Given problem: Print all the entries verbatim.

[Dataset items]
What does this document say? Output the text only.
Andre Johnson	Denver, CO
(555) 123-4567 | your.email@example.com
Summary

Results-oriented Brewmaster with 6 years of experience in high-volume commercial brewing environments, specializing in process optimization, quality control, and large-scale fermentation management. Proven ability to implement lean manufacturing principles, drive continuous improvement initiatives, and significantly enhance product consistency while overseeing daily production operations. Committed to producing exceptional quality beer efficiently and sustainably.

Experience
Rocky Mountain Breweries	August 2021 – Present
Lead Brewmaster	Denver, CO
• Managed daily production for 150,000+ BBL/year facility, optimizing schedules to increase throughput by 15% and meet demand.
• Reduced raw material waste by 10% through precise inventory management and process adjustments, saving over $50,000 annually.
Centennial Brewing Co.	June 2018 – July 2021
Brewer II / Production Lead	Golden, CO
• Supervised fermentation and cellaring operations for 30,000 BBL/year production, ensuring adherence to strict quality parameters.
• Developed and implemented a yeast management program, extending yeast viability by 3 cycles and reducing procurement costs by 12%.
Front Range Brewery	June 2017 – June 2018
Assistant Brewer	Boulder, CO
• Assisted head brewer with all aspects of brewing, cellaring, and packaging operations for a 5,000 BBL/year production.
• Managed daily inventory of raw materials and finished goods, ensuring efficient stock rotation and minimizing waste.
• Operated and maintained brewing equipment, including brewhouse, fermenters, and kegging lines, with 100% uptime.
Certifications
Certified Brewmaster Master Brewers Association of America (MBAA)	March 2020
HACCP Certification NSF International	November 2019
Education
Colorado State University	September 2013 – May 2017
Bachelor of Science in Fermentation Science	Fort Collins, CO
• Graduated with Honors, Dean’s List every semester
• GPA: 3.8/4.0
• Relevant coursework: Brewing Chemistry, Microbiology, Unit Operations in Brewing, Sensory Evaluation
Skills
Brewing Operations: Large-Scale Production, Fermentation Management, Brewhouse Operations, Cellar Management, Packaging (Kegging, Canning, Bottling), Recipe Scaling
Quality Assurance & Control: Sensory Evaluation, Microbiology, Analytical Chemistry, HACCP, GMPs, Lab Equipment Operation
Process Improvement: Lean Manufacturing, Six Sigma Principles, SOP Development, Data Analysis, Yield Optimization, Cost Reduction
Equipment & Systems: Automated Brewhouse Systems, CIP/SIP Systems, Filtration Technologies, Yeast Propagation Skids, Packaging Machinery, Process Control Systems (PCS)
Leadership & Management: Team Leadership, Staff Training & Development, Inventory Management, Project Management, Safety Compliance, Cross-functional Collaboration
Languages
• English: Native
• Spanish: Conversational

Answer in full:
What does this document say? Output the text only.
Andre Johnson	Denver, CO
(555) 123-4567 | your.email@example.com
Summary

Results-oriented Brewmaster with 6 years of experience in high-volume commercial brewing environments, specializing in process optimization, quality control, and large-scale fermentation management. Proven ability to implement lean manufacturing principles, drive continuous improvement initiatives, and significantly enhance product consistency while overseeing daily production operations. Committed to producing exceptional quality beer efficiently and sustainably.

Experience
Rocky Mountain Breweries	August 2021 – Present
Lead Brewmaster	Denver, CO
• Managed daily production for 150,000+ BBL/year facility, optimizing schedules to increase throughput by 15% and meet demand.
• Reduced raw material waste by 10% through precise inventory management and process adjustments, saving over $50,000 annually.
Centennial Brewing Co.	June 2018 – July 2021
Brewer II / Production Lead	Golden, CO
• Supervised fermentation and cellaring operations for 30,000 BBL/year production, ensuring adherence to strict quality parameters.
• Developed and implemented a yeast management program, extending yeast viability by 3 cycles and reducing procurement costs by 12%.
Front Range Brewery	June 2017 – June 2018
Assistant Brewer	Boulder, CO
• Assisted head brewer with all aspects of brewing, cellaring, and packaging operations for a 5,000 BBL/year production.
• Managed daily inventory of raw materials and finished goods, ensuring efficient stock rotation and minimizing waste.
• Operated and maintained brewing equipment, including brewhouse, fermenters, and kegging lines, with 100% uptime.
Certifications
Certified Brewmaster Master Brewers Association of America (MBAA)	March 2020
HACCP Certification NSF International	November 2019
Education
Colorado State University	September 2013 – May 2017
Bachelor of Science in Fermentation Science	Fort Collins, CO
• Graduated with Honors, Dean’s List every semester
• GPA: 3.8/4.0
• Relevant coursework: Brewing Chemistry, Microbiology, Unit Operations in Brewing, Sensory Evaluation
Skills
Brewing Operations: Large-Scale Production, Fermentation Management, Brewhouse Operations, Cellar Management, Packaging (Kegging, Canning, Bottling), Recipe Scaling
Quality Assurance & Control: Sensory Evaluation, Microbiology, Analytical Chemistry, HACCP, GMPs, Lab Equipment Operation
Process Improvement: Lean Manufacturing, Six Sigma Principles, SOP Development, Data Analysis, Yield Optimization, Cost Reduction
Equipment & Systems: Automated Brewhouse Systems, CIP/SIP Systems, Filtration Technologies, Yeast Propagation Skids, Packaging Machinery, Process Control Systems (PCS)
Leadership & Management: Team Leadership, Staff Training & Development, Inventory Management, Project Management, Safety Compliance, Cross-functional Collaboration
Languages
• English: Native
• Spanish: Conversational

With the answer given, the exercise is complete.